## ИСХОДНЫЕ ДАННЫЕ
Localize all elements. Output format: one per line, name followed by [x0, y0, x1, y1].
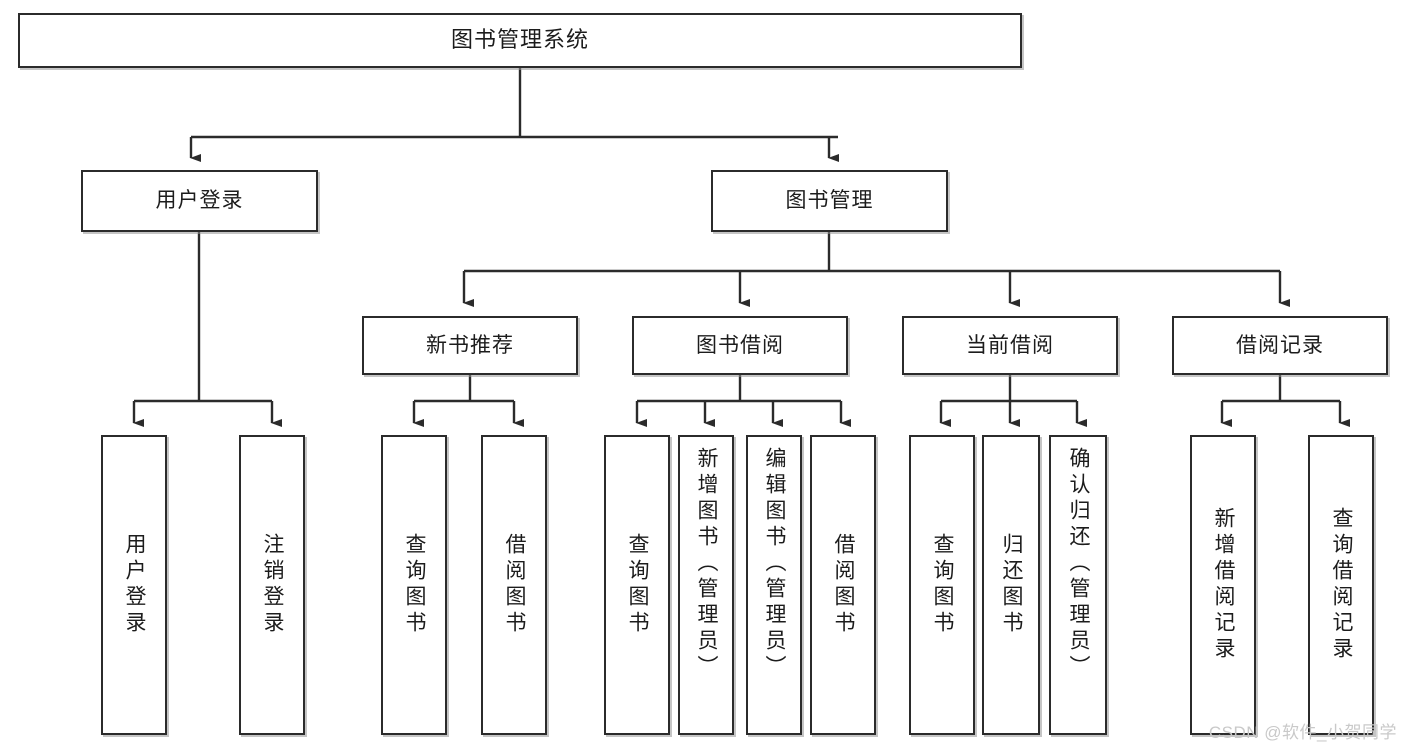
node-label: 图书借阅	[696, 333, 784, 357]
node-book-borrow[interactable]: 图书借阅	[632, 316, 848, 375]
node-label: 用户登录	[155, 189, 244, 213]
node-leaf-confirm-return-admin[interactable]: 确认归还（管理员）	[1049, 435, 1107, 735]
node-leaf-query-book-1[interactable]: 查询图书	[381, 435, 447, 735]
node-label: 查询图书	[403, 533, 427, 637]
node-leaf-logout-login[interactable]: 注销登录	[239, 435, 305, 735]
node-label: 注销登录	[261, 533, 285, 637]
node-label: 新增图书（管理员）	[695, 447, 719, 681]
node-leaf-add-book-admin[interactable]: 新增图书（管理员）	[678, 435, 734, 735]
node-label: 查询借阅记录	[1330, 507, 1354, 663]
node-label: 借阅图书	[832, 533, 856, 637]
node-leaf-return-book[interactable]: 归还图书	[982, 435, 1040, 735]
node-borrow-record[interactable]: 借阅记录	[1172, 316, 1388, 375]
node-label: 查询图书	[931, 533, 955, 637]
node-label: 借阅图书	[503, 533, 527, 637]
node-label: 编辑图书（管理员）	[763, 447, 787, 681]
node-leaf-edit-book-admin[interactable]: 编辑图书（管理员）	[746, 435, 802, 735]
node-book-management[interactable]: 图书管理	[711, 170, 948, 232]
node-leaf-user-login[interactable]: 用户登录	[101, 435, 167, 735]
node-book-management-system[interactable]: 图书管理系统	[18, 13, 1022, 68]
node-leaf-query-borrow-record[interactable]: 查询借阅记录	[1308, 435, 1374, 735]
node-label: 用户登录	[123, 533, 147, 637]
node-leaf-borrow-book-1[interactable]: 借阅图书	[481, 435, 547, 735]
node-user-login[interactable]: 用户登录	[81, 170, 318, 232]
node-label: 新书推荐	[426, 333, 514, 357]
node-label: 借阅记录	[1236, 333, 1324, 357]
node-leaf-query-book-3[interactable]: 查询图书	[909, 435, 975, 735]
node-label: 当前借阅	[966, 333, 1054, 357]
node-current-borrow[interactable]: 当前借阅	[902, 316, 1118, 375]
node-leaf-query-book-2[interactable]: 查询图书	[604, 435, 670, 735]
node-label: 新增借阅记录	[1212, 507, 1236, 663]
node-label: 查询图书	[626, 533, 650, 637]
node-label: 确认归还（管理员）	[1067, 447, 1091, 681]
node-new-book-recommend[interactable]: 新书推荐	[362, 316, 578, 375]
node-label: 图书管理	[785, 189, 874, 213]
node-label: 归还图书	[1000, 533, 1024, 637]
node-leaf-add-borrow-record[interactable]: 新增借阅记录	[1190, 435, 1256, 735]
node-label: 图书管理系统	[450, 27, 589, 53]
node-leaf-borrow-book-2[interactable]: 借阅图书	[810, 435, 876, 735]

## ЧТО НУЖНО СДЕЛАТЬ
Преобразуйте, пожалуйста, все строки данных выше в таблицу Markdown со столбцами «Номер» (порядковый номер строки) и «Строка» (сама строка). Пустые строки и изображения в таблицу не включайте.

## ПРАВИЛЬНЫЙ ОТВЕТ
| Номер | Строка |
|---|---|
| 1 | Localize all elements. Output format: one per line, name followed by [x0, y0, x1, y1]. |
| 2 | node-label: 图书借阅	[696, 333, 784, 357] |
| 3 | node-book-borrow[interactable]: 图书借阅	[632, 316, 848, 375] |
| 4 | node-label: 用户登录	[155, 189, 244, 213] |
| 5 | node-leaf-confirm-return-admin[interactable]: 确认归还（管理员）	[1049, 435, 1107, 735] |
| 6 | node-leaf-query-book-1[interactable]: 查询图书	[381, 435, 447, 735] |
| 7 | node-label: 查询图书	[403, 533, 427, 637] |
| 8 | node-leaf-logout-login[interactable]: 注销登录	[239, 435, 305, 735] |
| 9 | node-label: 注销登录	[261, 533, 285, 637] |
| 10 | node-label: 新增图书（管理员）	[695, 447, 719, 681] |
| 11 | node-leaf-add-book-admin[interactable]: 新增图书（管理员）	[678, 435, 734, 735] |
| 12 | node-label: 查询借阅记录	[1330, 507, 1354, 663] |
| 13 | node-label: 借阅图书	[832, 533, 856, 637] |
| 14 | node-leaf-return-book[interactable]: 归还图书	[982, 435, 1040, 735] |
| 15 | node-borrow-record[interactable]: 借阅记录	[1172, 316, 1388, 375] |
| 16 | node-label: 查询图书	[931, 533, 955, 637] |
| 17 | node-label: 借阅图书	[503, 533, 527, 637] |
| 18 | node-label: 编辑图书（管理员）	[763, 447, 787, 681] |
| 19 | node-leaf-edit-book-admin[interactable]: 编辑图书（管理员）	[746, 435, 802, 735] |
| 20 | node-book-management[interactable]: 图书管理	[711, 170, 948, 232] |
| 21 | node-leaf-user-login[interactable]: 用户登录	[101, 435, 167, 735] |
| 22 | node-book-management-system[interactable]: 图书管理系统	[18, 13, 1022, 68] |
| 23 | node-leaf-query-borrow-record[interactable]: 查询借阅记录	[1308, 435, 1374, 735] |
| 24 | node-label: 用户登录	[123, 533, 147, 637] |
| 25 | node-leaf-borrow-book-1[interactable]: 借阅图书	[481, 435, 547, 735] |
| 26 | node-user-login[interactable]: 用户登录	[81, 170, 318, 232] |
| 27 | node-label: 新书推荐	[426, 333, 514, 357] |
| 28 | node-label: 借阅记录	[1236, 333, 1324, 357] |
| 29 | node-leaf-query-book-3[interactable]: 查询图书	[909, 435, 975, 735] |
| 30 | node-label: 当前借阅	[966, 333, 1054, 357] |
| 31 | node-current-borrow[interactable]: 当前借阅	[902, 316, 1118, 375] |
| 32 | node-leaf-query-book-2[interactable]: 查询图书	[604, 435, 670, 735] |
| 33 | node-label: 新增借阅记录	[1212, 507, 1236, 663] |
| 34 | node-label: 查询图书	[626, 533, 650, 637] |
| 35 | node-label: 确认归还（管理员）	[1067, 447, 1091, 681] |
| 36 | node-new-book-recommend[interactable]: 新书推荐	[362, 316, 578, 375] |
| 37 | node-label: 图书管理	[785, 189, 874, 213] |
| 38 | node-label: 归还图书	[1000, 533, 1024, 637] |
| 39 | node-leaf-add-borrow-record[interactable]: 新增借阅记录	[1190, 435, 1256, 735] |
| 40 | node-label: 图书管理系统	[450, 27, 589, 53] |
| 41 | node-leaf-borrow-book-2[interactable]: 借阅图书	[810, 435, 876, 735] |